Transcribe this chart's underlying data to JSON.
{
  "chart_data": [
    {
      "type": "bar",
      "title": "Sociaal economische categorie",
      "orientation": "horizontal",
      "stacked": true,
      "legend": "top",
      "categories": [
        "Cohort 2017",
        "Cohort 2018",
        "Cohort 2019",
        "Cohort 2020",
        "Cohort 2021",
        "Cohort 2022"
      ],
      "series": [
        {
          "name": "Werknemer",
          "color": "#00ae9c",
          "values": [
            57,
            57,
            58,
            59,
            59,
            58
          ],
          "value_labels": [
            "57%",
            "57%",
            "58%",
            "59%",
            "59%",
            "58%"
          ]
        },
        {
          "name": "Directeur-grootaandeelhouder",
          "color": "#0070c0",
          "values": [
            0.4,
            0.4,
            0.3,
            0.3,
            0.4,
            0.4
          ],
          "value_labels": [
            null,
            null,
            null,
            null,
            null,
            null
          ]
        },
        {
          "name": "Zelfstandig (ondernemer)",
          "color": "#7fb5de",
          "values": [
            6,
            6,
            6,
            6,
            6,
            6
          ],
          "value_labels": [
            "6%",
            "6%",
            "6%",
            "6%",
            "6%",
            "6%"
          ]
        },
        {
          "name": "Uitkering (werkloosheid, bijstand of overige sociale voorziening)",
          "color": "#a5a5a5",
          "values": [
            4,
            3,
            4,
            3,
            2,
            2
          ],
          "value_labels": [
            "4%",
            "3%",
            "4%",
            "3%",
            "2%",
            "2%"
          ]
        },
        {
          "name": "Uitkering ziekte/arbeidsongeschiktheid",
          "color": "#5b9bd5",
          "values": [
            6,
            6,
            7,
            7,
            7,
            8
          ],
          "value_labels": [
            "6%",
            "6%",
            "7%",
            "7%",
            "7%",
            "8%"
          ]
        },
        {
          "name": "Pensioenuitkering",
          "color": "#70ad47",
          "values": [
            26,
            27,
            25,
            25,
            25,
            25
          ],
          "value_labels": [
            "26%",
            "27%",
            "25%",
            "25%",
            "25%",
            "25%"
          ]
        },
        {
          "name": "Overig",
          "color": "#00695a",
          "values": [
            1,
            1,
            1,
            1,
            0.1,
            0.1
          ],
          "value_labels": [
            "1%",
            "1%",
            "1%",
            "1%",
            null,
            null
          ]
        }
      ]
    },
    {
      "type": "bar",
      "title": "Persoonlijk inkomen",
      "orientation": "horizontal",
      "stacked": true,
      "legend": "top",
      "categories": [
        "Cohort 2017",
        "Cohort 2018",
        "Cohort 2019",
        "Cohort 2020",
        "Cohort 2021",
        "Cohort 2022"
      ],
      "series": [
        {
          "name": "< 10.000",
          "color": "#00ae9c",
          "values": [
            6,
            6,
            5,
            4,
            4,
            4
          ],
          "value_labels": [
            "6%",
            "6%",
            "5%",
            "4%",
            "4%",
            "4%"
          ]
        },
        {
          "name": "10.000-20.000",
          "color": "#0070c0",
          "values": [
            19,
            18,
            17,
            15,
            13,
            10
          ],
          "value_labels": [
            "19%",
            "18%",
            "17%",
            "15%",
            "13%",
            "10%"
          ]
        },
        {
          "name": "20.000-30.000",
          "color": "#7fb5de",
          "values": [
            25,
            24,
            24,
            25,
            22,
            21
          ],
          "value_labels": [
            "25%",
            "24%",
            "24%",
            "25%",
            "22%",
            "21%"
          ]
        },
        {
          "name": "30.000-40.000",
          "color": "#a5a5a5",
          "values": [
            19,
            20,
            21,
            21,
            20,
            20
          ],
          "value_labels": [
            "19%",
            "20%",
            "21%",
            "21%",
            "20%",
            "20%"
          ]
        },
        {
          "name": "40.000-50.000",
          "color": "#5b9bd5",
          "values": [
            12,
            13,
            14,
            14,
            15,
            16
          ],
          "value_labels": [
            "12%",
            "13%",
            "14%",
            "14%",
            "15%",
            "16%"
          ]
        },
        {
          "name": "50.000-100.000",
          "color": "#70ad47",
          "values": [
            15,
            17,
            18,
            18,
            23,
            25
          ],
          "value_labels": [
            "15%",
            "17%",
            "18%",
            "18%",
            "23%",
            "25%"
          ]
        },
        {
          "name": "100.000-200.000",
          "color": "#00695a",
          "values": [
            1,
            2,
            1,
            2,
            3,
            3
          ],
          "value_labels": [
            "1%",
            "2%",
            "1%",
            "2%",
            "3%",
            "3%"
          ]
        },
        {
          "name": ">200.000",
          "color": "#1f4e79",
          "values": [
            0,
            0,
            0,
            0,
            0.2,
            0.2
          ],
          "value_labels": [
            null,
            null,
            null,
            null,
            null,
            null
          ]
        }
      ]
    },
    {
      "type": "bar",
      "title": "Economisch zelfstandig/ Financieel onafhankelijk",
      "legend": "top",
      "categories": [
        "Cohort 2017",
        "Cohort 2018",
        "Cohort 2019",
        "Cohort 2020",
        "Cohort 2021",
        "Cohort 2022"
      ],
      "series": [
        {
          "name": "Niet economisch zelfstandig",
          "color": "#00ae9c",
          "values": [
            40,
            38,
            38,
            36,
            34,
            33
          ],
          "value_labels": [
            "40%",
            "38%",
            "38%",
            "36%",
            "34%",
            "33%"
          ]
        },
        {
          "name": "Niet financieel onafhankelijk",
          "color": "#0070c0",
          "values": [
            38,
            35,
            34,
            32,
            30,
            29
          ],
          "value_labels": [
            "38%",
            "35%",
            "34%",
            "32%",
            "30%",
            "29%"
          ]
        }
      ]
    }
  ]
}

--------------------------------

THE PROBLEM — Extract each line from the listing above, please, and repeat it exactly.

TASK RESPONSE —
Transcribe this chart's underlying data to JSON.
{
  "chart_data": [
    {
      "type": "bar",
      "title": "Sociaal economische categorie",
      "orientation": "horizontal",
      "stacked": true,
      "legend": "top",
      "categories": [
        "Cohort 2017",
        "Cohort 2018",
        "Cohort 2019",
        "Cohort 2020",
        "Cohort 2021",
        "Cohort 2022"
      ],
      "series": [
        {
          "name": "Werknemer",
          "color": "#00ae9c",
          "values": [
            57,
            57,
            58,
            59,
            59,
            58
          ],
          "value_labels": [
            "57%",
            "57%",
            "58%",
            "59%",
            "59%",
            "58%"
          ]
        },
        {
          "name": "Directeur-grootaandeelhouder",
          "color": "#0070c0",
          "values": [
            0.4,
            0.4,
            0.3,
            0.3,
            0.4,
            0.4
          ],
          "value_labels": [
            null,
            null,
            null,
            null,
            null,
            null
          ]
        },
        {
          "name": "Zelfstandig (ondernemer)",
          "color": "#7fb5de",
          "values": [
            6,
            6,
            6,
            6,
            6,
            6
          ],
          "value_labels": [
            "6%",
            "6%",
            "6%",
            "6%",
            "6%",
            "6%"
          ]
        },
        {
          "name": "Uitkering (werkloosheid, bijstand of overige sociale voorziening)",
          "color": "#a5a5a5",
          "values": [
            4,
            3,
            4,
            3,
            2,
            2
          ],
          "value_labels": [
            "4%",
            "3%",
            "4%",
            "3%",
            "2%",
            "2%"
          ]
        },
        {
          "name": "Uitkering ziekte/arbeidsongeschiktheid",
          "color": "#5b9bd5",
          "values": [
            6,
            6,
            7,
            7,
            7,
            8
          ],
          "value_labels": [
            "6%",
            "6%",
            "7%",
            "7%",
            "7%",
            "8%"
          ]
        },
        {
          "name": "Pensioenuitkering",
          "color": "#70ad47",
          "values": [
            26,
            27,
            25,
            25,
            25,
            25
          ],
          "value_labels": [
            "26%",
            "27%",
            "25%",
            "25%",
            "25%",
            "25%"
          ]
        },
        {
          "name": "Overig",
          "color": "#00695a",
          "values": [
            1,
            1,
            1,
            1,
            0.1,
            0.1
          ],
          "value_labels": [
            "1%",
            "1%",
            "1%",
            "1%",
            null,
            null
          ]
        }
      ]
    },
    {
      "type": "bar",
      "title": "Persoonlijk inkomen",
      "orientation": "horizontal",
      "stacked": true,
      "legend": "top",
      "categories": [
        "Cohort 2017",
        "Cohort 2018",
        "Cohort 2019",
        "Cohort 2020",
        "Cohort 2021",
        "Cohort 2022"
      ],
      "series": [
        {
          "name": "< 10.000",
          "color": "#00ae9c",
          "values": [
            6,
            6,
            5,
            4,
            4,
            4
          ],
          "value_labels": [
            "6%",
            "6%",
            "5%",
            "4%",
            "4%",
            "4%"
          ]
        },
        {
          "name": "10.000-20.000",
          "color": "#0070c0",
          "values": [
            19,
            18,
            17,
            15,
            13,
            10
          ],
          "value_labels": [
            "19%",
            "18%",
            "17%",
            "15%",
            "13%",
            "10%"
          ]
        },
        {
          "name": "20.000-30.000",
          "color": "#7fb5de",
          "values": [
            25,
            24,
            24,
            25,
            22,
            21
          ],
          "value_labels": [
            "25%",
            "24%",
            "24%",
            "25%",
            "22%",
            "21%"
          ]
        },
        {
          "name": "30.000-40.000",
          "color": "#a5a5a5",
          "values": [
            19,
            20,
            21,
            21,
            20,
            20
          ],
          "value_labels": [
            "19%",
            "20%",
            "21%",
            "21%",
            "20%",
            "20%"
          ]
        },
        {
          "name": "40.000-50.000",
          "color": "#5b9bd5",
          "values": [
            12,
            13,
            14,
            14,
            15,
            16
          ],
          "value_labels": [
            "12%",
            "13%",
            "14%",
            "14%",
            "15%",
            "16%"
          ]
        },
        {
          "name": "50.000-100.000",
          "color": "#70ad47",
          "values": [
            15,
            17,
            18,
            18,
            23,
            25
          ],
          "value_labels": [
            "15%",
            "17%",
            "18%",
            "18%",
            "23%",
            "25%"
          ]
        },
        {
          "name": "100.000-200.000",
          "color": "#00695a",
          "values": [
            1,
            2,
            1,
            2,
            3,
            3
          ],
          "value_labels": [
            "1%",
            "2%",
            "1%",
            "2%",
            "3%",
            "3%"
          ]
        },
        {
          "name": ">200.000",
          "color": "#1f4e79",
          "values": [
            0,
            0,
            0,
            0,
            0.2,
            0.2
          ],
          "value_labels": [
            null,
            null,
            null,
            null,
            null,
            null
          ]
        }
      ]
    },
    {
      "type": "bar",
      "title": "Economisch zelfstandig/ Financieel onafhankelijk",
      "legend": "top",
      "categories": [
        "Cohort 2017",
        "Cohort 2018",
        "Cohort 2019",
        "Cohort 2020",
        "Cohort 2021",
        "Cohort 2022"
      ],
      "series": [
        {
          "name": "Niet economisch zelfstandig",
          "color": "#00ae9c",
          "values": [
            40,
            38,
            38,
            36,
            34,
            33
          ],
          "value_labels": [
            "40%",
            "38%",
            "38%",
            "36%",
            "34%",
            "33%"
          ]
        },
        {
          "name": "Niet financieel onafhankelijk",
          "color": "#0070c0",
          "values": [
            38,
            35,
            34,
            32,
            30,
            29
          ],
          "value_labels": [
            "38%",
            "35%",
            "34%",
            "32%",
            "30%",
            "29%"
          ]
        }
      ]
    }
  ]
}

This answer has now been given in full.